**Brief**
Reproduce every line in the listing that contains the word "favorites".

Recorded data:
-------------------------
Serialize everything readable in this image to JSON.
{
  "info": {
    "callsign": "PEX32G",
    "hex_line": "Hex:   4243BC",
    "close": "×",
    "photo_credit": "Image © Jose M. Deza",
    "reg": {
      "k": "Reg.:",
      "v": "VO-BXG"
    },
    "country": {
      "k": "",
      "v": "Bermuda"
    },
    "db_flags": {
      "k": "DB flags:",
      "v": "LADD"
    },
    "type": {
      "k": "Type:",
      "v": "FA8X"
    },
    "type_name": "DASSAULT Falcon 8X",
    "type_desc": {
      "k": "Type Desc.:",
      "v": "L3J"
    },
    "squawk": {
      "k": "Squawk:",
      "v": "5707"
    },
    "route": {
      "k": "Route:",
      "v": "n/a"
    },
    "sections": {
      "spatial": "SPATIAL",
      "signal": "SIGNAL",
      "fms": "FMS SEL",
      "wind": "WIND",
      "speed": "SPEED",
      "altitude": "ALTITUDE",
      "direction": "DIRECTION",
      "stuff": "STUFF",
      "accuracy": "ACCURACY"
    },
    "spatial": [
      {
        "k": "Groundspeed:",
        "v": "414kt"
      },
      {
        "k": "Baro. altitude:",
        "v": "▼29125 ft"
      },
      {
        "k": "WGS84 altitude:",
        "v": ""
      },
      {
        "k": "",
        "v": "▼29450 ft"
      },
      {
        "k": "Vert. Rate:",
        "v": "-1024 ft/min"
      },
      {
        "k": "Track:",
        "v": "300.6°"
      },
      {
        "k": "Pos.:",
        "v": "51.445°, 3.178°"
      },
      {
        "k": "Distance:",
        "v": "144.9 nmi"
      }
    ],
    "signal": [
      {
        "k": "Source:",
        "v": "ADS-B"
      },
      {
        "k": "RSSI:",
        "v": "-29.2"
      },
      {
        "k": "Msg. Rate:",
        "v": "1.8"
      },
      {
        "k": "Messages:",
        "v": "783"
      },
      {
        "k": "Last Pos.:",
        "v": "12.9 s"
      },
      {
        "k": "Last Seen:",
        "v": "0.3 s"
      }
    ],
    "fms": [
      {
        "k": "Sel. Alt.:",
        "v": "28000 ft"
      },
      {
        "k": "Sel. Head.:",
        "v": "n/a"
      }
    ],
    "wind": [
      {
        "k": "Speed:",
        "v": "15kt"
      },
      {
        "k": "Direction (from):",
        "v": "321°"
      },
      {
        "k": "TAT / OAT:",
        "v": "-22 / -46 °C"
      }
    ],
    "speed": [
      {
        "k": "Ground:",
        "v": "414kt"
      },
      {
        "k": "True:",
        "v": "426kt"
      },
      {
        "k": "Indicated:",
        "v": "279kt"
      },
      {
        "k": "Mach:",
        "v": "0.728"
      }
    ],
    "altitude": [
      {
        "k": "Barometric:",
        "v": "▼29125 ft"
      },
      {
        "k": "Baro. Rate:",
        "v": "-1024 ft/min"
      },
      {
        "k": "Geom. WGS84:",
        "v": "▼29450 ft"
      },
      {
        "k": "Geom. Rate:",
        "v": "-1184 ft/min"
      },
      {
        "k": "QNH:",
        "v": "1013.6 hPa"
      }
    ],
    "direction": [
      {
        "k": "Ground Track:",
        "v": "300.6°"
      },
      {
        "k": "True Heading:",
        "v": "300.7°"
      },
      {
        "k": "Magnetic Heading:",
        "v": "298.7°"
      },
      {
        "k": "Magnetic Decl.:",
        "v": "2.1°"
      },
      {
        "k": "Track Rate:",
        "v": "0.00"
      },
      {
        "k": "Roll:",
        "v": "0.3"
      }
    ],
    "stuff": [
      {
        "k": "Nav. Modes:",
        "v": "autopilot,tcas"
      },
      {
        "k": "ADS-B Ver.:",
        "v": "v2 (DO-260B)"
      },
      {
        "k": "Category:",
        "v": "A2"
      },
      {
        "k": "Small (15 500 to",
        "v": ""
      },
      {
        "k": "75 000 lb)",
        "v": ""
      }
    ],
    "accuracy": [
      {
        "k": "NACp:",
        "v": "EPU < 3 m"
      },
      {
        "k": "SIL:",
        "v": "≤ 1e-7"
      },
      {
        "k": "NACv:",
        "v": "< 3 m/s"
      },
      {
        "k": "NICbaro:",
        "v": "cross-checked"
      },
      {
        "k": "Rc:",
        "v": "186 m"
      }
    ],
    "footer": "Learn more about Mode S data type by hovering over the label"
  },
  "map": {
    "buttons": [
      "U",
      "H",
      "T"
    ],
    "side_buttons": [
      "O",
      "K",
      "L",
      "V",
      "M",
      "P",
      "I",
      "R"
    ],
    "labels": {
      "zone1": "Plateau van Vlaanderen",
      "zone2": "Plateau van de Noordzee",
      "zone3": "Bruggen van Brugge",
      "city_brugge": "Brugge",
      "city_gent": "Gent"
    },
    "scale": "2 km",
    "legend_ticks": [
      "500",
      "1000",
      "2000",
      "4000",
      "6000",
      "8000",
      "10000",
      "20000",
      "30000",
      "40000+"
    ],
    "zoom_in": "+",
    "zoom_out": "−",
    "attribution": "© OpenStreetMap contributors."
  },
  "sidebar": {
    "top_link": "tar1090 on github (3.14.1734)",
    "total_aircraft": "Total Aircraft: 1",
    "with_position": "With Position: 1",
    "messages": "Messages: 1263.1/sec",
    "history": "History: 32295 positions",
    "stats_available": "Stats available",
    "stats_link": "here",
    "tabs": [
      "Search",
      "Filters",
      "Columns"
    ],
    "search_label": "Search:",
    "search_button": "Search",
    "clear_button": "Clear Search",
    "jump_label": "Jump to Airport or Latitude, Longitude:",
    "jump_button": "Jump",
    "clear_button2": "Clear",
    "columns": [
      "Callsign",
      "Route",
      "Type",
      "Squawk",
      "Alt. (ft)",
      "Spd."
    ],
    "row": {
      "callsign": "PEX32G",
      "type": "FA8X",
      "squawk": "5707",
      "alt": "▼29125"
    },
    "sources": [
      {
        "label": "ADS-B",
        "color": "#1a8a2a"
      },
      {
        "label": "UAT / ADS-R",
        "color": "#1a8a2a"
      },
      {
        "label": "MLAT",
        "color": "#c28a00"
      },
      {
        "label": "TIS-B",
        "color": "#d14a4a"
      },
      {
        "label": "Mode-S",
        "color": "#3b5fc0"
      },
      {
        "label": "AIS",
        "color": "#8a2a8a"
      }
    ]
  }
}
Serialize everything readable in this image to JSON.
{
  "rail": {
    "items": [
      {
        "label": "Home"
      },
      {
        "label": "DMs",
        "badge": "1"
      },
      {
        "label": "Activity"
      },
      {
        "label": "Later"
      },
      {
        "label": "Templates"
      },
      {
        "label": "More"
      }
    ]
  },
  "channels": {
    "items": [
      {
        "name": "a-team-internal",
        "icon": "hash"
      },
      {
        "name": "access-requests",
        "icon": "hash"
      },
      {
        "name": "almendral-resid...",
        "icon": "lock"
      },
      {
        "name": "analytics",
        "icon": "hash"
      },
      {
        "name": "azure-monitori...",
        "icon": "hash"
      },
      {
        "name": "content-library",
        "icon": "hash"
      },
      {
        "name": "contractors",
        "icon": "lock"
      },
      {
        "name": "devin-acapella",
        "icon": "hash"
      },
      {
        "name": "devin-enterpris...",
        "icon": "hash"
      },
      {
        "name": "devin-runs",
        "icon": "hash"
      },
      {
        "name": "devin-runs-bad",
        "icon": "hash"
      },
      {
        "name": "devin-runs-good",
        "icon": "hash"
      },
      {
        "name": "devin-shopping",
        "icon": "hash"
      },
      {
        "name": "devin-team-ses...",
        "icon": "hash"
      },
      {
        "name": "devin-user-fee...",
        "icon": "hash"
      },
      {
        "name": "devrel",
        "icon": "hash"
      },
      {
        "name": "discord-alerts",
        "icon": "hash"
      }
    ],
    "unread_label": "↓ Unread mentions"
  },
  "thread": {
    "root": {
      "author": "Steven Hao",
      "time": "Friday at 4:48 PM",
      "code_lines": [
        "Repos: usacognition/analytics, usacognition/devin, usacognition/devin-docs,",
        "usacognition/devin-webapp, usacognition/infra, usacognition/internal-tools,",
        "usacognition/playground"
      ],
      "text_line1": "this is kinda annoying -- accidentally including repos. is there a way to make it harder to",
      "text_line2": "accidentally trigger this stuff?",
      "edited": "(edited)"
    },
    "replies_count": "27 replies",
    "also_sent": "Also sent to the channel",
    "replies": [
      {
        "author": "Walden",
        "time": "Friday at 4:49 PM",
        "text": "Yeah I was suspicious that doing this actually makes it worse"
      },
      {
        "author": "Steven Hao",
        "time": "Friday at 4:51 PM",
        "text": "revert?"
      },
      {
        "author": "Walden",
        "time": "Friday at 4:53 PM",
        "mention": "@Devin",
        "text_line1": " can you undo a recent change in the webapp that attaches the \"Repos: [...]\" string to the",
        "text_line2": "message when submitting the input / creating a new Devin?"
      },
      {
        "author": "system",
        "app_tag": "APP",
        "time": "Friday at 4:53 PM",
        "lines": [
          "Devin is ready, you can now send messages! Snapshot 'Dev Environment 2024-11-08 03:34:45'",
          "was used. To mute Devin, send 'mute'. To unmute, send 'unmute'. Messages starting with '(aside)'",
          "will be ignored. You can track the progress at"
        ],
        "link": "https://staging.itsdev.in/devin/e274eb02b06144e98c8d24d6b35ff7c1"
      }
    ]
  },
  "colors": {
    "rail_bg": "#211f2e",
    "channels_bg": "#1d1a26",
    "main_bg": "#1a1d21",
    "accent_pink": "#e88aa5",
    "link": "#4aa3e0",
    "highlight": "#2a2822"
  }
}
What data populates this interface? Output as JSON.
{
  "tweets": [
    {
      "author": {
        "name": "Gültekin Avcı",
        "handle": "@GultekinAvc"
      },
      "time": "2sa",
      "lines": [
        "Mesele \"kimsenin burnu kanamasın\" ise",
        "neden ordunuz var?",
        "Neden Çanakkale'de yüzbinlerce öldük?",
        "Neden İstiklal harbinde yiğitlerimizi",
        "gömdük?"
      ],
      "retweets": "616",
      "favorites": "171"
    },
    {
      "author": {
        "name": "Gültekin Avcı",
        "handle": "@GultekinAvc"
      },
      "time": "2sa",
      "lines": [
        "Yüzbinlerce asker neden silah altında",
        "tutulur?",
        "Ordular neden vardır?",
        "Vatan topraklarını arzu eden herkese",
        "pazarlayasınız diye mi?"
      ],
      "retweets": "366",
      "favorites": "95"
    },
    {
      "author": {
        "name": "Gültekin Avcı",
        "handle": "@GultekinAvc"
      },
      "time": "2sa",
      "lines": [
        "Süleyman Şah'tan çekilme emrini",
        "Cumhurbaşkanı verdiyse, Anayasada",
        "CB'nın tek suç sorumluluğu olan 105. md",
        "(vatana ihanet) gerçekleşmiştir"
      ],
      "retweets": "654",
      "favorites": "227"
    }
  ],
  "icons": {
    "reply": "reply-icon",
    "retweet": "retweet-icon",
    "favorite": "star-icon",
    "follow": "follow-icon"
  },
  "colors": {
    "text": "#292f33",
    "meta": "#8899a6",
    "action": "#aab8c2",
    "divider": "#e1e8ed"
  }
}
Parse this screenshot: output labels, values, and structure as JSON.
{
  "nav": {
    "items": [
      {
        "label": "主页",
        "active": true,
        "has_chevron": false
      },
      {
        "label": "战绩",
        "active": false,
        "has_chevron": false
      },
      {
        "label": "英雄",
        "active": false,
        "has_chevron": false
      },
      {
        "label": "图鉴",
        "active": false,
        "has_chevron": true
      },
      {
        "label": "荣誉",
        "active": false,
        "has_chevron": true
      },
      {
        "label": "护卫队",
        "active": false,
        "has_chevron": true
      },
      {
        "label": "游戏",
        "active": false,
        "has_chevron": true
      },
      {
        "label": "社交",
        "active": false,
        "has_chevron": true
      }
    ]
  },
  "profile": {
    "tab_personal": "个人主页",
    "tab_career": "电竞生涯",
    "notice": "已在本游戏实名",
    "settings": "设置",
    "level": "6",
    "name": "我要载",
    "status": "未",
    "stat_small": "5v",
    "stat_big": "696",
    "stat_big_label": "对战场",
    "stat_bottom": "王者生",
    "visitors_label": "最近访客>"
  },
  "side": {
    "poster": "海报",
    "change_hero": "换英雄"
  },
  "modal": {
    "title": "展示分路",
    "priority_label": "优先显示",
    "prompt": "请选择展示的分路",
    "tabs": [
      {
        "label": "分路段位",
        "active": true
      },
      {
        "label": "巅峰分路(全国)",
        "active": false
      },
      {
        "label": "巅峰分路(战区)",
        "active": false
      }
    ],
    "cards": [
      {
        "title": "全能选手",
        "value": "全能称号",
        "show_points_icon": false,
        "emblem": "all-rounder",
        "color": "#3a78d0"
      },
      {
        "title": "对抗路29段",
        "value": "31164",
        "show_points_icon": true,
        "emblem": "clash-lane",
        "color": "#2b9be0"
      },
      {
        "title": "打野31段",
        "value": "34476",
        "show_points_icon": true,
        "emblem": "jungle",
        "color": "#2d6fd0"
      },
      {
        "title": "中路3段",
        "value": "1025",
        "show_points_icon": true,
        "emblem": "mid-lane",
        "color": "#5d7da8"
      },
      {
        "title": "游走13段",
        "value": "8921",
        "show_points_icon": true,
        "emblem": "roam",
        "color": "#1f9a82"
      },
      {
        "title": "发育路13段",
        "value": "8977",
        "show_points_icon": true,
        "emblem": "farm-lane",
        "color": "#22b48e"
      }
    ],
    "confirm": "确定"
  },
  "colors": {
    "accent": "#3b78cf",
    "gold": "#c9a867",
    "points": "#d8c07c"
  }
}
-------------------------
**Answer to the exercise**
      "favorites": "171"
      "favorites": "95"
      "favorites": "227"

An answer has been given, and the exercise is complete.